**SET PROBLEM**
Reproduce the entries word for word, and omit any picture you find in them.

**ITEMS**

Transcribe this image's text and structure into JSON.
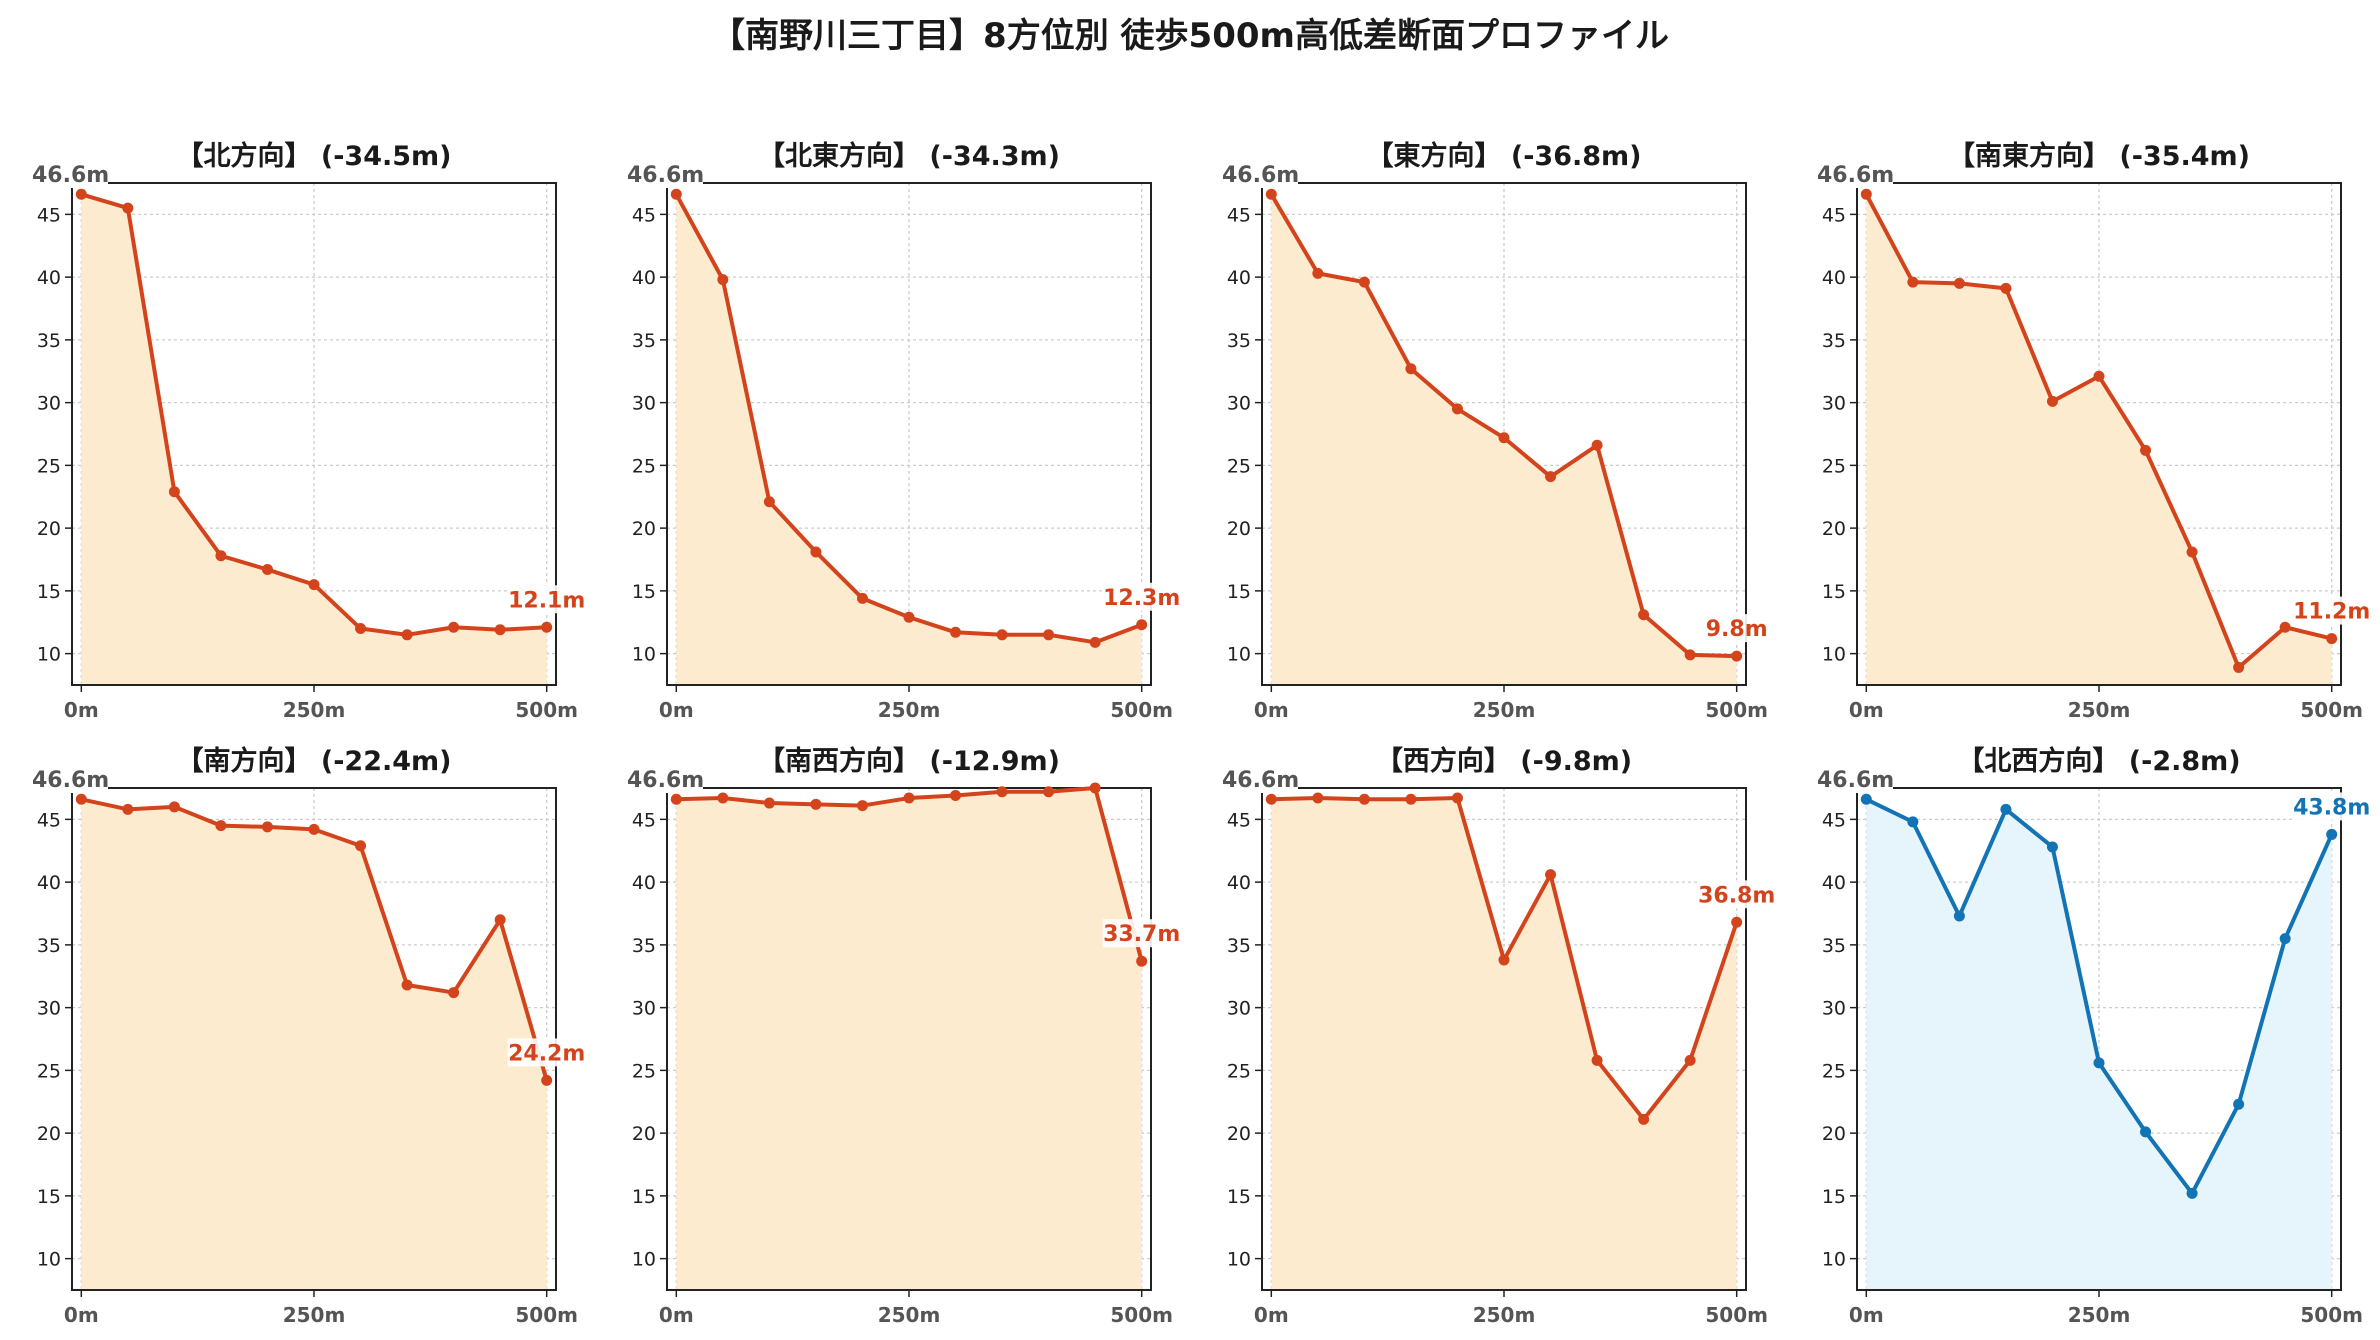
{
  "title": "【南野川三丁目】8方位別 徒歩500m高低差断面プロファイル",
  "chart_data": [
    {
      "type": "area",
      "title": "【北方向】 (-34.5m)",
      "x": [
        0,
        50,
        100,
        150,
        200,
        250,
        300,
        350,
        400,
        450,
        500
      ],
      "values": [
        46.6,
        45.5,
        22.9,
        17.8,
        16.7,
        15.5,
        12.0,
        11.5,
        12.1,
        11.9,
        12.1
      ],
      "start_label": "46.6m",
      "end_label": "12.1m",
      "xticks": [
        "0m",
        "250m",
        "500m"
      ],
      "yticks": [
        "10",
        "15",
        "20",
        "25",
        "30",
        "35",
        "40",
        "45"
      ],
      "ylim": [
        7.5,
        47.5
      ],
      "xlim": [
        -10,
        510
      ],
      "line_color": "#d4441c",
      "fill_color": "#fdebd0",
      "grid": true
    },
    {
      "type": "area",
      "title": "【北東方向】 (-34.3m)",
      "x": [
        0,
        50,
        100,
        150,
        200,
        250,
        300,
        350,
        400,
        450,
        500
      ],
      "values": [
        46.6,
        39.8,
        22.1,
        18.1,
        14.4,
        12.9,
        11.7,
        11.5,
        11.5,
        10.9,
        12.3
      ],
      "start_label": "46.6m",
      "end_label": "12.3m",
      "xticks": [
        "0m",
        "250m",
        "500m"
      ],
      "yticks": [
        "10",
        "15",
        "20",
        "25",
        "30",
        "35",
        "40",
        "45"
      ],
      "ylim": [
        7.5,
        47.5
      ],
      "xlim": [
        -10,
        510
      ],
      "line_color": "#d4441c",
      "fill_color": "#fdebd0",
      "grid": true
    },
    {
      "type": "area",
      "title": "【東方向】 (-36.8m)",
      "x": [
        0,
        50,
        100,
        150,
        200,
        250,
        300,
        350,
        400,
        450,
        500
      ],
      "values": [
        46.6,
        40.3,
        39.6,
        32.7,
        29.5,
        27.2,
        24.1,
        26.6,
        13.1,
        9.9,
        9.8
      ],
      "start_label": "46.6m",
      "end_label": "9.8m",
      "xticks": [
        "0m",
        "250m",
        "500m"
      ],
      "yticks": [
        "10",
        "15",
        "20",
        "25",
        "30",
        "35",
        "40",
        "45"
      ],
      "ylim": [
        7.5,
        47.5
      ],
      "xlim": [
        -10,
        510
      ],
      "line_color": "#d4441c",
      "fill_color": "#fdebd0",
      "grid": true
    },
    {
      "type": "area",
      "title": "【南東方向】 (-35.4m)",
      "x": [
        0,
        50,
        100,
        150,
        200,
        250,
        300,
        350,
        400,
        450,
        500
      ],
      "values": [
        46.6,
        39.6,
        39.5,
        39.1,
        30.1,
        32.1,
        26.2,
        18.1,
        8.9,
        12.1,
        11.2
      ],
      "start_label": "46.6m",
      "end_label": "11.2m",
      "xticks": [
        "0m",
        "250m",
        "500m"
      ],
      "yticks": [
        "10",
        "15",
        "20",
        "25",
        "30",
        "35",
        "40",
        "45"
      ],
      "ylim": [
        7.5,
        47.5
      ],
      "xlim": [
        -10,
        510
      ],
      "line_color": "#d4441c",
      "fill_color": "#fdebd0",
      "grid": true
    },
    {
      "type": "area",
      "title": "【南方向】 (-22.4m)",
      "x": [
        0,
        50,
        100,
        150,
        200,
        250,
        300,
        350,
        400,
        450,
        500
      ],
      "values": [
        46.6,
        45.8,
        46.0,
        44.5,
        44.4,
        44.2,
        42.9,
        31.8,
        31.2,
        37.0,
        24.2
      ],
      "start_label": "46.6m",
      "end_label": "24.2m",
      "xticks": [
        "0m",
        "250m",
        "500m"
      ],
      "yticks": [
        "10",
        "15",
        "20",
        "25",
        "30",
        "35",
        "40",
        "45"
      ],
      "ylim": [
        7.5,
        47.5
      ],
      "xlim": [
        -10,
        510
      ],
      "line_color": "#d4441c",
      "fill_color": "#fdebd0",
      "grid": true
    },
    {
      "type": "area",
      "title": "【南西方向】 (-12.9m)",
      "x": [
        0,
        50,
        100,
        150,
        200,
        250,
        300,
        350,
        400,
        450,
        500
      ],
      "values": [
        46.6,
        46.7,
        46.3,
        46.2,
        46.1,
        46.7,
        46.9,
        47.2,
        47.2,
        47.5,
        33.7
      ],
      "start_label": "46.6m",
      "end_label": "33.7m",
      "xticks": [
        "0m",
        "250m",
        "500m"
      ],
      "yticks": [
        "10",
        "15",
        "20",
        "25",
        "30",
        "35",
        "40",
        "45"
      ],
      "ylim": [
        7.5,
        47.5
      ],
      "xlim": [
        -10,
        510
      ],
      "line_color": "#d4441c",
      "fill_color": "#fdebd0",
      "grid": true
    },
    {
      "type": "area",
      "title": "【西方向】 (-9.8m)",
      "x": [
        0,
        50,
        100,
        150,
        200,
        250,
        300,
        350,
        400,
        450,
        500
      ],
      "values": [
        46.6,
        46.7,
        46.6,
        46.6,
        46.7,
        33.8,
        40.6,
        25.8,
        21.1,
        25.8,
        36.8
      ],
      "start_label": "46.6m",
      "end_label": "36.8m",
      "xticks": [
        "0m",
        "250m",
        "500m"
      ],
      "yticks": [
        "10",
        "15",
        "20",
        "25",
        "30",
        "35",
        "40",
        "45"
      ],
      "ylim": [
        7.5,
        47.5
      ],
      "xlim": [
        -10,
        510
      ],
      "line_color": "#d4441c",
      "fill_color": "#fdebd0",
      "grid": true
    },
    {
      "type": "area",
      "title": "【北西方向】 (-2.8m)",
      "x": [
        0,
        50,
        100,
        150,
        200,
        250,
        300,
        350,
        400,
        450,
        500
      ],
      "values": [
        46.6,
        44.8,
        37.3,
        45.8,
        42.8,
        25.6,
        20.1,
        15.2,
        22.3,
        35.5,
        43.8
      ],
      "start_label": "46.6m",
      "end_label": "43.8m",
      "xticks": [
        "0m",
        "250m",
        "500m"
      ],
      "yticks": [
        "10",
        "15",
        "20",
        "25",
        "30",
        "35",
        "40",
        "45"
      ],
      "ylim": [
        7.5,
        47.5
      ],
      "xlim": [
        -10,
        510
      ],
      "line_color": "#1273b5",
      "fill_color": "#e6f4fb",
      "grid": true
    }
  ]
}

**TASK RESULT**
Transcribe this image's text and structure into JSON.
{
  "title": "【南野川三丁目】8方位別 徒歩500m高低差断面プロファイル",
  "chart_data": [
    {
      "type": "area",
      "title": "【北方向】 (-34.5m)",
      "x": [
        0,
        50,
        100,
        150,
        200,
        250,
        300,
        350,
        400,
        450,
        500
      ],
      "values": [
        46.6,
        45.5,
        22.9,
        17.8,
        16.7,
        15.5,
        12.0,
        11.5,
        12.1,
        11.9,
        12.1
      ],
      "start_label": "46.6m",
      "end_label": "12.1m",
      "xticks": [
        "0m",
        "250m",
        "500m"
      ],
      "yticks": [
        "10",
        "15",
        "20",
        "25",
        "30",
        "35",
        "40",
        "45"
      ],
      "ylim": [
        7.5,
        47.5
      ],
      "xlim": [
        -10,
        510
      ],
      "line_color": "#d4441c",
      "fill_color": "#fdebd0",
      "grid": true
    },
    {
      "type": "area",
      "title": "【北東方向】 (-34.3m)",
      "x": [
        0,
        50,
        100,
        150,
        200,
        250,
        300,
        350,
        400,
        450,
        500
      ],
      "values": [
        46.6,
        39.8,
        22.1,
        18.1,
        14.4,
        12.9,
        11.7,
        11.5,
        11.5,
        10.9,
        12.3
      ],
      "start_label": "46.6m",
      "end_label": "12.3m",
      "xticks": [
        "0m",
        "250m",
        "500m"
      ],
      "yticks": [
        "10",
        "15",
        "20",
        "25",
        "30",
        "35",
        "40",
        "45"
      ],
      "ylim": [
        7.5,
        47.5
      ],
      "xlim": [
        -10,
        510
      ],
      "line_color": "#d4441c",
      "fill_color": "#fdebd0",
      "grid": true
    },
    {
      "type": "area",
      "title": "【東方向】 (-36.8m)",
      "x": [
        0,
        50,
        100,
        150,
        200,
        250,
        300,
        350,
        400,
        450,
        500
      ],
      "values": [
        46.6,
        40.3,
        39.6,
        32.7,
        29.5,
        27.2,
        24.1,
        26.6,
        13.1,
        9.9,
        9.8
      ],
      "start_label": "46.6m",
      "end_label": "9.8m",
      "xticks": [
        "0m",
        "250m",
        "500m"
      ],
      "yticks": [
        "10",
        "15",
        "20",
        "25",
        "30",
        "35",
        "40",
        "45"
      ],
      "ylim": [
        7.5,
        47.5
      ],
      "xlim": [
        -10,
        510
      ],
      "line_color": "#d4441c",
      "fill_color": "#fdebd0",
      "grid": true
    },
    {
      "type": "area",
      "title": "【南東方向】 (-35.4m)",
      "x": [
        0,
        50,
        100,
        150,
        200,
        250,
        300,
        350,
        400,
        450,
        500
      ],
      "values": [
        46.6,
        39.6,
        39.5,
        39.1,
        30.1,
        32.1,
        26.2,
        18.1,
        8.9,
        12.1,
        11.2
      ],
      "start_label": "46.6m",
      "end_label": "11.2m",
      "xticks": [
        "0m",
        "250m",
        "500m"
      ],
      "yticks": [
        "10",
        "15",
        "20",
        "25",
        "30",
        "35",
        "40",
        "45"
      ],
      "ylim": [
        7.5,
        47.5
      ],
      "xlim": [
        -10,
        510
      ],
      "line_color": "#d4441c",
      "fill_color": "#fdebd0",
      "grid": true
    },
    {
      "type": "area",
      "title": "【南方向】 (-22.4m)",
      "x": [
        0,
        50,
        100,
        150,
        200,
        250,
        300,
        350,
        400,
        450,
        500
      ],
      "values": [
        46.6,
        45.8,
        46.0,
        44.5,
        44.4,
        44.2,
        42.9,
        31.8,
        31.2,
        37.0,
        24.2
      ],
      "start_label": "46.6m",
      "end_label": "24.2m",
      "xticks": [
        "0m",
        "250m",
        "500m"
      ],
      "yticks": [
        "10",
        "15",
        "20",
        "25",
        "30",
        "35",
        "40",
        "45"
      ],
      "ylim": [
        7.5,
        47.5
      ],
      "xlim": [
        -10,
        510
      ],
      "line_color": "#d4441c",
      "fill_color": "#fdebd0",
      "grid": true
    },
    {
      "type": "area",
      "title": "【南西方向】 (-12.9m)",
      "x": [
        0,
        50,
        100,
        150,
        200,
        250,
        300,
        350,
        400,
        450,
        500
      ],
      "values": [
        46.6,
        46.7,
        46.3,
        46.2,
        46.1,
        46.7,
        46.9,
        47.2,
        47.2,
        47.5,
        33.7
      ],
      "start_label": "46.6m",
      "end_label": "33.7m",
      "xticks": [
        "0m",
        "250m",
        "500m"
      ],
      "yticks": [
        "10",
        "15",
        "20",
        "25",
        "30",
        "35",
        "40",
        "45"
      ],
      "ylim": [
        7.5,
        47.5
      ],
      "xlim": [
        -10,
        510
      ],
      "line_color": "#d4441c",
      "fill_color": "#fdebd0",
      "grid": true
    },
    {
      "type": "area",
      "title": "【西方向】 (-9.8m)",
      "x": [
        0,
        50,
        100,
        150,
        200,
        250,
        300,
        350,
        400,
        450,
        500
      ],
      "values": [
        46.6,
        46.7,
        46.6,
        46.6,
        46.7,
        33.8,
        40.6,
        25.8,
        21.1,
        25.8,
        36.8
      ],
      "start_label": "46.6m",
      "end_label": "36.8m",
      "xticks": [
        "0m",
        "250m",
        "500m"
      ],
      "yticks": [
        "10",
        "15",
        "20",
        "25",
        "30",
        "35",
        "40",
        "45"
      ],
      "ylim": [
        7.5,
        47.5
      ],
      "xlim": [
        -10,
        510
      ],
      "line_color": "#d4441c",
      "fill_color": "#fdebd0",
      "grid": true
    },
    {
      "type": "area",
      "title": "【北西方向】 (-2.8m)",
      "x": [
        0,
        50,
        100,
        150,
        200,
        250,
        300,
        350,
        400,
        450,
        500
      ],
      "values": [
        46.6,
        44.8,
        37.3,
        45.8,
        42.8,
        25.6,
        20.1,
        15.2,
        22.3,
        35.5,
        43.8
      ],
      "start_label": "46.6m",
      "end_label": "43.8m",
      "xticks": [
        "0m",
        "250m",
        "500m"
      ],
      "yticks": [
        "10",
        "15",
        "20",
        "25",
        "30",
        "35",
        "40",
        "45"
      ],
      "ylim": [
        7.5,
        47.5
      ],
      "xlim": [
        -10,
        510
      ],
      "line_color": "#1273b5",
      "fill_color": "#e6f4fb",
      "grid": true
    }
  ]
}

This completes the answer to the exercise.